START

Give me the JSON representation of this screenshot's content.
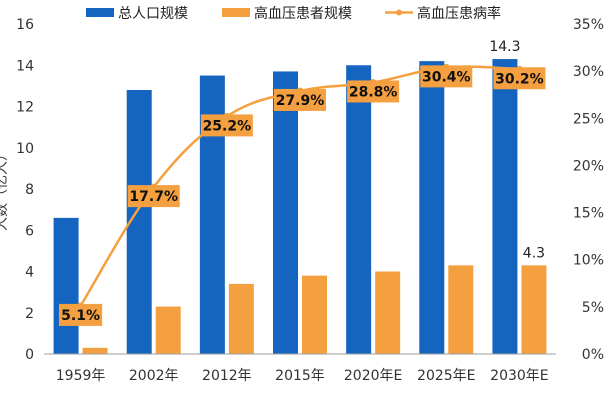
{
  "chart_data": {
    "type": "bar",
    "categories": [
      "1959年",
      "2002年",
      "2012年",
      "2015年",
      "2020年E",
      "2025年E",
      "2030年E"
    ],
    "series": [
      {
        "name": "总人口规模",
        "kind": "bar",
        "axis": "left",
        "color": "#1565C0",
        "values": [
          6.6,
          12.8,
          13.5,
          13.7,
          14.0,
          14.2,
          14.3
        ]
      },
      {
        "name": "高血压患者规模",
        "kind": "bar",
        "axis": "left",
        "color": "#F5A040",
        "values": [
          0.3,
          2.3,
          3.4,
          3.8,
          4.0,
          4.3,
          4.3
        ]
      },
      {
        "name": "高血压患病率",
        "kind": "line",
        "axis": "right",
        "color": "#F5A040",
        "values": [
          5.1,
          17.7,
          25.2,
          27.9,
          28.8,
          30.4,
          30.2
        ]
      }
    ],
    "value_labels": [
      {
        "series": 0,
        "index": 6,
        "text": "14.3"
      },
      {
        "series": 1,
        "index": 6,
        "text": "4.3"
      }
    ],
    "rate_labels": [
      "5.1%",
      "17.7%",
      "25.2%",
      "27.9%",
      "28.8%",
      "30.4%",
      "30.2%"
    ],
    "ylabel": "人数（亿人）",
    "ylim": [
      0,
      16
    ],
    "yticks": [
      "0",
      "2",
      "4",
      "6",
      "8",
      "10",
      "12",
      "14",
      "16"
    ],
    "y2lim": [
      0,
      35
    ],
    "y2ticks": [
      "0%",
      "5%",
      "10%",
      "15%",
      "20%",
      "25%",
      "30%",
      "35%"
    ],
    "legend_position": "top",
    "grid": false
  }
}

END

_Job_: Quote the full listing above word for word; exclude every picture from the copy.

_Finished task_:
Give me the JSON representation of this screenshot's content.
{
  "chart_data": {
    "type": "bar",
    "categories": [
      "1959年",
      "2002年",
      "2012年",
      "2015年",
      "2020年E",
      "2025年E",
      "2030年E"
    ],
    "series": [
      {
        "name": "总人口规模",
        "kind": "bar",
        "axis": "left",
        "color": "#1565C0",
        "values": [
          6.6,
          12.8,
          13.5,
          13.7,
          14.0,
          14.2,
          14.3
        ]
      },
      {
        "name": "高血压患者规模",
        "kind": "bar",
        "axis": "left",
        "color": "#F5A040",
        "values": [
          0.3,
          2.3,
          3.4,
          3.8,
          4.0,
          4.3,
          4.3
        ]
      },
      {
        "name": "高血压患病率",
        "kind": "line",
        "axis": "right",
        "color": "#F5A040",
        "values": [
          5.1,
          17.7,
          25.2,
          27.9,
          28.8,
          30.4,
          30.2
        ]
      }
    ],
    "value_labels": [
      {
        "series": 0,
        "index": 6,
        "text": "14.3"
      },
      {
        "series": 1,
        "index": 6,
        "text": "4.3"
      }
    ],
    "rate_labels": [
      "5.1%",
      "17.7%",
      "25.2%",
      "27.9%",
      "28.8%",
      "30.4%",
      "30.2%"
    ],
    "ylabel": "人数（亿人）",
    "ylim": [
      0,
      16
    ],
    "yticks": [
      "0",
      "2",
      "4",
      "6",
      "8",
      "10",
      "12",
      "14",
      "16"
    ],
    "y2lim": [
      0,
      35
    ],
    "y2ticks": [
      "0%",
      "5%",
      "10%",
      "15%",
      "20%",
      "25%",
      "30%",
      "35%"
    ],
    "legend_position": "top",
    "grid": false
  }
}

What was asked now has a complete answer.